(Stored items from a collection)
● ● ● ● ● ● ●

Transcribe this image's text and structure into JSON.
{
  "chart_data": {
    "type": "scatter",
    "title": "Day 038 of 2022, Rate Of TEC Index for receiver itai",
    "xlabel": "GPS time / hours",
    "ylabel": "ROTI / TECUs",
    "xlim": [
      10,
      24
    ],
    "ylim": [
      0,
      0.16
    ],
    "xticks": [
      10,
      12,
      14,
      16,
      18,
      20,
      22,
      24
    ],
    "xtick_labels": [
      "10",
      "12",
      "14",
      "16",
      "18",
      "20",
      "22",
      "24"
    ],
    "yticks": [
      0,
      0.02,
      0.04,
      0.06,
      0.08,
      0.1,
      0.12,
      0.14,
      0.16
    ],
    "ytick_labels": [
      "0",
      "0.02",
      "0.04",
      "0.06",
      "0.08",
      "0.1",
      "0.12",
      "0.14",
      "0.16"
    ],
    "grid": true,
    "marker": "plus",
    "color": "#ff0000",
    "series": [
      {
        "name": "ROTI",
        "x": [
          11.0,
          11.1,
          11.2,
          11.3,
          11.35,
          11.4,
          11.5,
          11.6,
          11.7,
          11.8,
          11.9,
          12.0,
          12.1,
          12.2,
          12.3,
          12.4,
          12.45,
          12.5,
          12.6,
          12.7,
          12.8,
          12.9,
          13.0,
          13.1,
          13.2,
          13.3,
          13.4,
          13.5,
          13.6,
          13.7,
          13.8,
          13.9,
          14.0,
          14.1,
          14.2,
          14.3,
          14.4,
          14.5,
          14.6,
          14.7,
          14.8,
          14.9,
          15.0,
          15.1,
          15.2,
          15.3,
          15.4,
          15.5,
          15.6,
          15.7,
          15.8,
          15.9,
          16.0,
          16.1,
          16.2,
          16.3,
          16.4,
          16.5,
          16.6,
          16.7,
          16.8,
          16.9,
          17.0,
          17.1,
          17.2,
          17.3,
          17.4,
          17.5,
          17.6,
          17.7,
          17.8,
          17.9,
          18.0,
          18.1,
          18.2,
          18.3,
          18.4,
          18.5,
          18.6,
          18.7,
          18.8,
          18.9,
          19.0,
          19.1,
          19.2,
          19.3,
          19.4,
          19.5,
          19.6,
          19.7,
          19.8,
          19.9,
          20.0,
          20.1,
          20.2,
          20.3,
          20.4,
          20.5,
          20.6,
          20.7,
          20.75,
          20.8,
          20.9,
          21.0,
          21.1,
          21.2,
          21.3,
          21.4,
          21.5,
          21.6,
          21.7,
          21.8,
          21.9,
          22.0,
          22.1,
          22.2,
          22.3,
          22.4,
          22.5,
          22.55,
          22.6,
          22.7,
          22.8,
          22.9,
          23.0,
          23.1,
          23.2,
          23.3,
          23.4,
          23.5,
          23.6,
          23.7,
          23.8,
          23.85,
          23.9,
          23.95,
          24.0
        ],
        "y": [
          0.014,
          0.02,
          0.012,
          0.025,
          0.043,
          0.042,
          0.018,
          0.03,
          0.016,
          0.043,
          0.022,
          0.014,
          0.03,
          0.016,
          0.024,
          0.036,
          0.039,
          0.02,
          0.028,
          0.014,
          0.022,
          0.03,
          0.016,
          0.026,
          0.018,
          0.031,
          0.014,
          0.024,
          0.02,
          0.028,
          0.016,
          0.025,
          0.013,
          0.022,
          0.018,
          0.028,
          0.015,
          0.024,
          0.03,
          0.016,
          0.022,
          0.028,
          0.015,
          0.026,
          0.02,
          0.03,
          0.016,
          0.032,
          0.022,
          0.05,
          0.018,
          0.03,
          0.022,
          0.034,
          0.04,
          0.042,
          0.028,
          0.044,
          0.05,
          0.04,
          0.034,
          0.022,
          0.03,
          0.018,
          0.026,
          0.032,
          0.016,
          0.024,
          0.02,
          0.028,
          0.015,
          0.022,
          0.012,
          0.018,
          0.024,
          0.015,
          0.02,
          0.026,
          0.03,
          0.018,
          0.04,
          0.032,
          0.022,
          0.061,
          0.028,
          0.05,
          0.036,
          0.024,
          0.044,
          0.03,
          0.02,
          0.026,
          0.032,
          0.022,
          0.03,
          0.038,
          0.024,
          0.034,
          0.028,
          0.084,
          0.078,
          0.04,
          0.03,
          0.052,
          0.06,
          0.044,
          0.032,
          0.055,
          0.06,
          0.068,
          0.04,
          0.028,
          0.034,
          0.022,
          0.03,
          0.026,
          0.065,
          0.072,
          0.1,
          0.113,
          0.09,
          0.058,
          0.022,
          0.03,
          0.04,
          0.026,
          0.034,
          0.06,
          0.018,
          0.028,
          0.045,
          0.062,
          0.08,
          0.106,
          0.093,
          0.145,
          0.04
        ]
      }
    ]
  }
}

● ● ● ● ● ● ●

YOUR OBJECTIVE — Retype all of the entries precisely as they are.

THE COMPLETED TASK —
Transcribe this image's text and structure into JSON.
{
  "chart_data": {
    "type": "scatter",
    "title": "Day 038 of 2022, Rate Of TEC Index for receiver itai",
    "xlabel": "GPS time / hours",
    "ylabel": "ROTI / TECUs",
    "xlim": [
      10,
      24
    ],
    "ylim": [
      0,
      0.16
    ],
    "xticks": [
      10,
      12,
      14,
      16,
      18,
      20,
      22,
      24
    ],
    "xtick_labels": [
      "10",
      "12",
      "14",
      "16",
      "18",
      "20",
      "22",
      "24"
    ],
    "yticks": [
      0,
      0.02,
      0.04,
      0.06,
      0.08,
      0.1,
      0.12,
      0.14,
      0.16
    ],
    "ytick_labels": [
      "0",
      "0.02",
      "0.04",
      "0.06",
      "0.08",
      "0.1",
      "0.12",
      "0.14",
      "0.16"
    ],
    "grid": true,
    "marker": "plus",
    "color": "#ff0000",
    "series": [
      {
        "name": "ROTI",
        "x": [
          11.0,
          11.1,
          11.2,
          11.3,
          11.35,
          11.4,
          11.5,
          11.6,
          11.7,
          11.8,
          11.9,
          12.0,
          12.1,
          12.2,
          12.3,
          12.4,
          12.45,
          12.5,
          12.6,
          12.7,
          12.8,
          12.9,
          13.0,
          13.1,
          13.2,
          13.3,
          13.4,
          13.5,
          13.6,
          13.7,
          13.8,
          13.9,
          14.0,
          14.1,
          14.2,
          14.3,
          14.4,
          14.5,
          14.6,
          14.7,
          14.8,
          14.9,
          15.0,
          15.1,
          15.2,
          15.3,
          15.4,
          15.5,
          15.6,
          15.7,
          15.8,
          15.9,
          16.0,
          16.1,
          16.2,
          16.3,
          16.4,
          16.5,
          16.6,
          16.7,
          16.8,
          16.9,
          17.0,
          17.1,
          17.2,
          17.3,
          17.4,
          17.5,
          17.6,
          17.7,
          17.8,
          17.9,
          18.0,
          18.1,
          18.2,
          18.3,
          18.4,
          18.5,
          18.6,
          18.7,
          18.8,
          18.9,
          19.0,
          19.1,
          19.2,
          19.3,
          19.4,
          19.5,
          19.6,
          19.7,
          19.8,
          19.9,
          20.0,
          20.1,
          20.2,
          20.3,
          20.4,
          20.5,
          20.6,
          20.7,
          20.75,
          20.8,
          20.9,
          21.0,
          21.1,
          21.2,
          21.3,
          21.4,
          21.5,
          21.6,
          21.7,
          21.8,
          21.9,
          22.0,
          22.1,
          22.2,
          22.3,
          22.4,
          22.5,
          22.55,
          22.6,
          22.7,
          22.8,
          22.9,
          23.0,
          23.1,
          23.2,
          23.3,
          23.4,
          23.5,
          23.6,
          23.7,
          23.8,
          23.85,
          23.9,
          23.95,
          24.0
        ],
        "y": [
          0.014,
          0.02,
          0.012,
          0.025,
          0.043,
          0.042,
          0.018,
          0.03,
          0.016,
          0.043,
          0.022,
          0.014,
          0.03,
          0.016,
          0.024,
          0.036,
          0.039,
          0.02,
          0.028,
          0.014,
          0.022,
          0.03,
          0.016,
          0.026,
          0.018,
          0.031,
          0.014,
          0.024,
          0.02,
          0.028,
          0.016,
          0.025,
          0.013,
          0.022,
          0.018,
          0.028,
          0.015,
          0.024,
          0.03,
          0.016,
          0.022,
          0.028,
          0.015,
          0.026,
          0.02,
          0.03,
          0.016,
          0.032,
          0.022,
          0.05,
          0.018,
          0.03,
          0.022,
          0.034,
          0.04,
          0.042,
          0.028,
          0.044,
          0.05,
          0.04,
          0.034,
          0.022,
          0.03,
          0.018,
          0.026,
          0.032,
          0.016,
          0.024,
          0.02,
          0.028,
          0.015,
          0.022,
          0.012,
          0.018,
          0.024,
          0.015,
          0.02,
          0.026,
          0.03,
          0.018,
          0.04,
          0.032,
          0.022,
          0.061,
          0.028,
          0.05,
          0.036,
          0.024,
          0.044,
          0.03,
          0.02,
          0.026,
          0.032,
          0.022,
          0.03,
          0.038,
          0.024,
          0.034,
          0.028,
          0.084,
          0.078,
          0.04,
          0.03,
          0.052,
          0.06,
          0.044,
          0.032,
          0.055,
          0.06,
          0.068,
          0.04,
          0.028,
          0.034,
          0.022,
          0.03,
          0.026,
          0.065,
          0.072,
          0.1,
          0.113,
          0.09,
          0.058,
          0.022,
          0.03,
          0.04,
          0.026,
          0.034,
          0.06,
          0.018,
          0.028,
          0.045,
          0.062,
          0.08,
          0.106,
          0.093,
          0.145,
          0.04
        ]
      }
    ]
  }
}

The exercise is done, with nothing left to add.